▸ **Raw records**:
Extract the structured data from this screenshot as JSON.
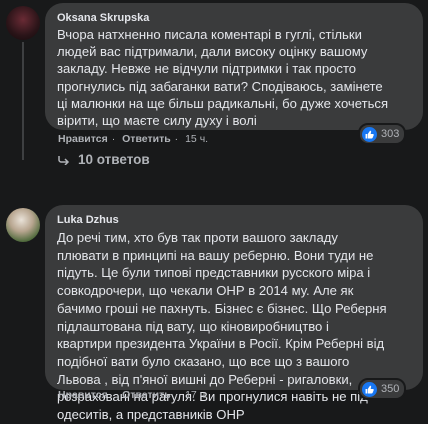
{
  "comments": [
    {
      "author": "Oksana Skrupska",
      "text": "Вчора натхненно писала коментарі в гуглі, стільки\nлюдей вас підтримали, дали високу оцінку вашому\nзакладу. Невже не відчули підтримки і так просто\nпрогнулись під забаганки вати? Сподіваюсь, замінете\nці малюнки на ще більш радикальні, бо дуже хочеться\nвірити, що маєте силу духу і волі",
      "like_label": "Нравится",
      "reply_label": "Ответить",
      "time": "15 ч.",
      "reactions_count": "303"
    },
    {
      "author": "Luka Dzhus",
      "text": "До речі тим, хто був так проти вашого закладу\nплювати в принципі на вашу реберню. Вони туди не\nпідуть. Це були типові представники русского міра і\nсовкодрочери, що чекали ОНР в 2014 му. Але як\nбачимо гроші не пахнуть. Бізнес є бізнес. Що Реберня\nпідлаштована під вату, що кіновиробництво і\nквартири президента України в Росії. Крім Реберні від\nподібної вати було сказано, що все що з вашого\nЛьвова , від п'яної вишні до Реберні - ригаловки,\nрозраховані на рагуля. Ви прогнулися навіть не під\nодеситів, а представників ОНР",
      "like_label": "Нравится",
      "reply_label": "Ответить",
      "time": "17 ч.",
      "reactions_count": "350"
    }
  ],
  "replies_label": "10 ответов",
  "icons": {
    "like": "thumbs-up-icon",
    "reply_arrow": "reply-arrow-icon"
  },
  "colors": {
    "background": "#18191a",
    "bubble": "#3a3b3c",
    "text": "#e4e6eb",
    "secondary": "#b0b3b8",
    "like_blue": "#1877f2"
  }
}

▸ **GIVEN REQUEST**:
Repeat the listing verbatim. Skip the pictures.

▸ **FINAL ANSWER**:
Extract the structured data from this screenshot as JSON.
{
  "comments": [
    {
      "author": "Oksana Skrupska",
      "text": "Вчора натхненно писала коментарі в гуглі, стільки\nлюдей вас підтримали, дали високу оцінку вашому\nзакладу. Невже не відчули підтримки і так просто\nпрогнулись під забаганки вати? Сподіваюсь, замінете\nці малюнки на ще більш радикальні, бо дуже хочеться\nвірити, що маєте силу духу і волі",
      "like_label": "Нравится",
      "reply_label": "Ответить",
      "time": "15 ч.",
      "reactions_count": "303"
    },
    {
      "author": "Luka Dzhus",
      "text": "До речі тим, хто був так проти вашого закладу\nплювати в принципі на вашу реберню. Вони туди не\nпідуть. Це були типові представники русского міра і\nсовкодрочери, що чекали ОНР в 2014 му. Але як\nбачимо гроші не пахнуть. Бізнес є бізнес. Що Реберня\nпідлаштована під вату, що кіновиробництво і\nквартири президента України в Росії. Крім Реберні від\nподібної вати було сказано, що все що з вашого\nЛьвова , від п'яної вишні до Реберні - ригаловки,\nрозраховані на рагуля. Ви прогнулися навіть не під\nодеситів, а представників ОНР",
      "like_label": "Нравится",
      "reply_label": "Ответить",
      "time": "17 ч.",
      "reactions_count": "350"
    }
  ],
  "replies_label": "10 ответов",
  "icons": {
    "like": "thumbs-up-icon",
    "reply_arrow": "reply-arrow-icon"
  },
  "colors": {
    "background": "#18191a",
    "bubble": "#3a3b3c",
    "text": "#e4e6eb",
    "secondary": "#b0b3b8",
    "like_blue": "#1877f2"
  }
}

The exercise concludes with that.